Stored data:
+++
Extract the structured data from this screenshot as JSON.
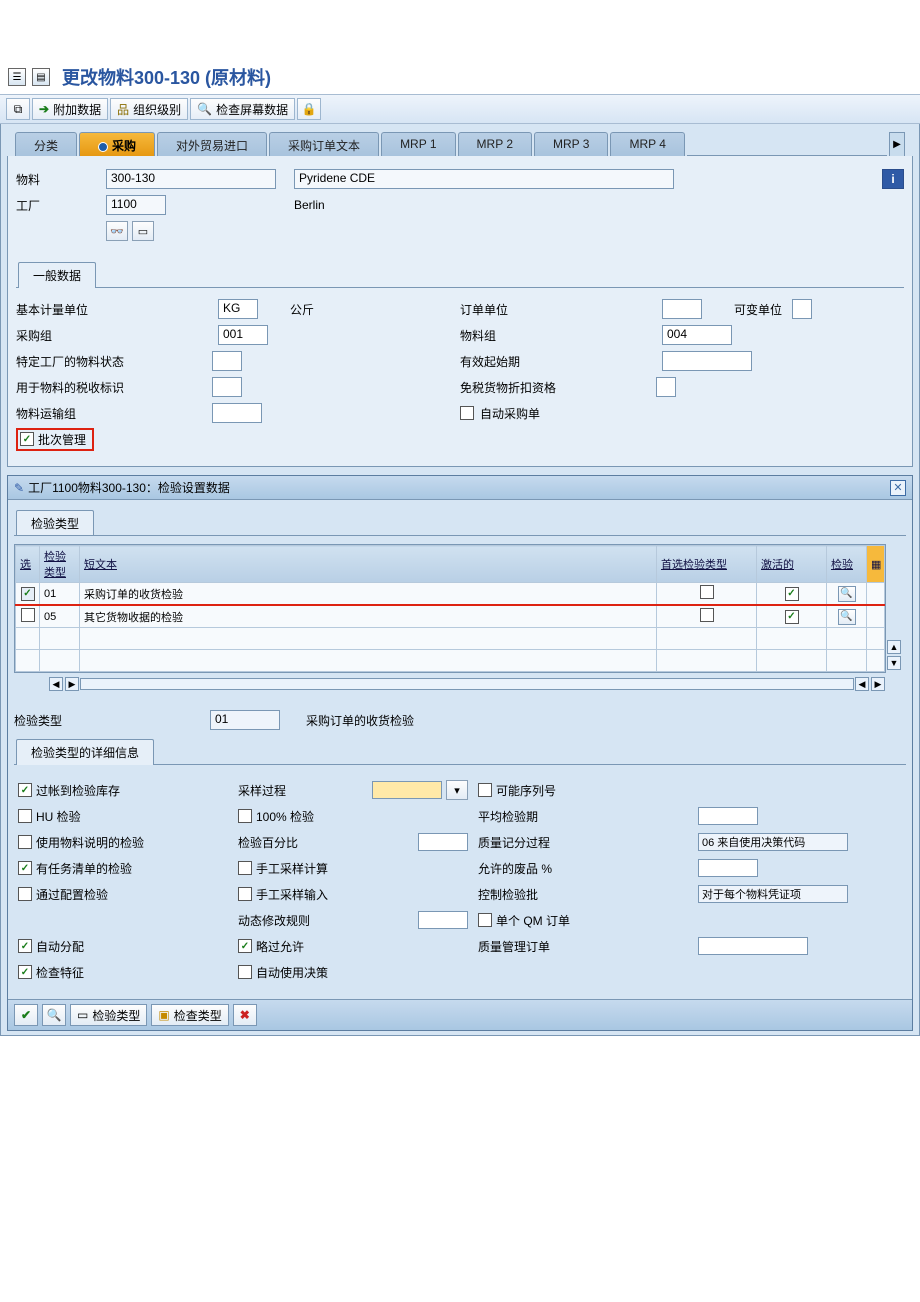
{
  "title": "更改物料300-130 (原材料)",
  "toolbar": {
    "extra_data": "附加数据",
    "org_level": "组织级别",
    "check_screen": "检查屏幕数据"
  },
  "tabs": [
    "分类",
    "采购",
    "对外贸易进口",
    "采购订单文本",
    "MRP 1",
    "MRP 2",
    "MRP 3",
    "MRP 4"
  ],
  "active_tab_index": 1,
  "header": {
    "material_label": "物料",
    "material_value": "300-130",
    "material_desc": "Pyridene CDE",
    "plant_label": "工厂",
    "plant_value": "1100",
    "plant_desc": "Berlin"
  },
  "general_group": {
    "title": "一般数据",
    "base_uom_label": "基本计量单位",
    "base_uom_value": "KG",
    "base_uom_text": "公斤",
    "order_unit_label": "订单单位",
    "var_unit_label": "可变单位",
    "purch_group_label": "采购组",
    "purch_group_value": "001",
    "material_group_label": "物料组",
    "material_group_value": "004",
    "plant_status_label": "特定工厂的物料状态",
    "valid_from_label": "有效起始期",
    "tax_ind_label": "用于物料的税收标识",
    "tax_free_label": "免税货物折扣资格",
    "freight_group_label": "物料运输组",
    "auto_po_label": "自动采购单",
    "batch_mgmt_label": "批次管理"
  },
  "dialog": {
    "title": "工厂1100物料300-130：检验设置数据",
    "types_group_title": "检验类型",
    "table": {
      "headers": {
        "sel": "选",
        "type": "检验类型",
        "short": "短文本",
        "pref": "首选检验类型",
        "active": "激活的",
        "det": "检验"
      },
      "rows": [
        {
          "sel": true,
          "type": "01",
          "short": "采购订单的收货检验",
          "pref": false,
          "active": true
        },
        {
          "sel": false,
          "type": "05",
          "short": "其它货物收据的检验",
          "pref": false,
          "active": true
        }
      ]
    },
    "detail_header": {
      "type_label": "检验类型",
      "type_value": "01",
      "type_text": "采购订单的收货检验"
    },
    "detail_group_title": "检验类型的详细信息",
    "details": {
      "post_insp_stock": {
        "label": "过帐到检验库存",
        "checked": true
      },
      "hu_insp": {
        "label": "HU 检验",
        "checked": false
      },
      "use_mat_spec": {
        "label": "使用物料说明的检验",
        "checked": false
      },
      "task_list_insp": {
        "label": "有任务清单的检验",
        "checked": true
      },
      "config_insp": {
        "label": "通过配置检验",
        "checked": false
      },
      "auto_assign": {
        "label": "自动分配",
        "checked": true
      },
      "check_char": {
        "label": "检查特征",
        "checked": true
      },
      "sampling_proc": {
        "label": "采样过程"
      },
      "hundred_pct": {
        "label": "100% 检验",
        "checked": false
      },
      "insp_pct": {
        "label": "检验百分比"
      },
      "manual_calc": {
        "label": "手工采样计算",
        "checked": false
      },
      "manual_input": {
        "label": "手工采样输入",
        "checked": false
      },
      "dyn_mod_rule": {
        "label": "动态修改规则"
      },
      "skip_allowed": {
        "label": "略过允许",
        "checked": true
      },
      "auto_decision": {
        "label": "自动使用决策",
        "checked": false
      },
      "possible_serial": {
        "label": "可能序列号",
        "checked": false
      },
      "avg_insp_dur": {
        "label": "平均检验期"
      },
      "q_score_proc": {
        "label": "质量记分过程",
        "value": "06 来自使用决策代码"
      },
      "allowed_scrap": {
        "label": "允许的废品 %"
      },
      "control_lot": {
        "label": "控制检验批",
        "value": "对于每个物料凭证项"
      },
      "single_qm_order": {
        "label": "单个 QM 订单",
        "checked": false
      },
      "qm_order": {
        "label": "质量管理订单"
      }
    },
    "buttons": {
      "insp_type": "检验类型",
      "check_type": "检查类型"
    }
  }
}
+++
Instruction: Reproduce all the entries that precede this task, word for word, minus any pictures.

Reply:
Extract the structured data from this screenshot as JSON.
{
  "title": "更改物料300-130 (原材料)",
  "toolbar": {
    "extra_data": "附加数据",
    "org_level": "组织级别",
    "check_screen": "检查屏幕数据"
  },
  "tabs": [
    "分类",
    "采购",
    "对外贸易进口",
    "采购订单文本",
    "MRP 1",
    "MRP 2",
    "MRP 3",
    "MRP 4"
  ],
  "active_tab_index": 1,
  "header": {
    "material_label": "物料",
    "material_value": "300-130",
    "material_desc": "Pyridene CDE",
    "plant_label": "工厂",
    "plant_value": "1100",
    "plant_desc": "Berlin"
  },
  "general_group": {
    "title": "一般数据",
    "base_uom_label": "基本计量单位",
    "base_uom_value": "KG",
    "base_uom_text": "公斤",
    "order_unit_label": "订单单位",
    "var_unit_label": "可变单位",
    "purch_group_label": "采购组",
    "purch_group_value": "001",
    "material_group_label": "物料组",
    "material_group_value": "004",
    "plant_status_label": "特定工厂的物料状态",
    "valid_from_label": "有效起始期",
    "tax_ind_label": "用于物料的税收标识",
    "tax_free_label": "免税货物折扣资格",
    "freight_group_label": "物料运输组",
    "auto_po_label": "自动采购单",
    "batch_mgmt_label": "批次管理"
  },
  "dialog": {
    "title": "工厂1100物料300-130：检验设置数据",
    "types_group_title": "检验类型",
    "table": {
      "headers": {
        "sel": "选",
        "type": "检验类型",
        "short": "短文本",
        "pref": "首选检验类型",
        "active": "激活的",
        "det": "检验"
      },
      "rows": [
        {
          "sel": true,
          "type": "01",
          "short": "采购订单的收货检验",
          "pref": false,
          "active": true
        },
        {
          "sel": false,
          "type": "05",
          "short": "其它货物收据的检验",
          "pref": false,
          "active": true
        }
      ]
    },
    "detail_header": {
      "type_label": "检验类型",
      "type_value": "01",
      "type_text": "采购订单的收货检验"
    },
    "detail_group_title": "检验类型的详细信息",
    "details": {
      "post_insp_stock": {
        "label": "过帐到检验库存",
        "checked": true
      },
      "hu_insp": {
        "label": "HU 检验",
        "checked": false
      },
      "use_mat_spec": {
        "label": "使用物料说明的检验",
        "checked": false
      },
      "task_list_insp": {
        "label": "有任务清单的检验",
        "checked": true
      },
      "config_insp": {
        "label": "通过配置检验",
        "checked": false
      },
      "auto_assign": {
        "label": "自动分配",
        "checked": true
      },
      "check_char": {
        "label": "检查特征",
        "checked": true
      },
      "sampling_proc": {
        "label": "采样过程"
      },
      "hundred_pct": {
        "label": "100% 检验",
        "checked": false
      },
      "insp_pct": {
        "label": "检验百分比"
      },
      "manual_calc": {
        "label": "手工采样计算",
        "checked": false
      },
      "manual_input": {
        "label": "手工采样输入",
        "checked": false
      },
      "dyn_mod_rule": {
        "label": "动态修改规则"
      },
      "skip_allowed": {
        "label": "略过允许",
        "checked": true
      },
      "auto_decision": {
        "label": "自动使用决策",
        "checked": false
      },
      "possible_serial": {
        "label": "可能序列号",
        "checked": false
      },
      "avg_insp_dur": {
        "label": "平均检验期"
      },
      "q_score_proc": {
        "label": "质量记分过程",
        "value": "06 来自使用决策代码"
      },
      "allowed_scrap": {
        "label": "允许的废品 %"
      },
      "control_lot": {
        "label": "控制检验批",
        "value": "对于每个物料凭证项"
      },
      "single_qm_order": {
        "label": "单个 QM 订单",
        "checked": false
      },
      "qm_order": {
        "label": "质量管理订单"
      }
    },
    "buttons": {
      "insp_type": "检验类型",
      "check_type": "检查类型"
    }
  }
}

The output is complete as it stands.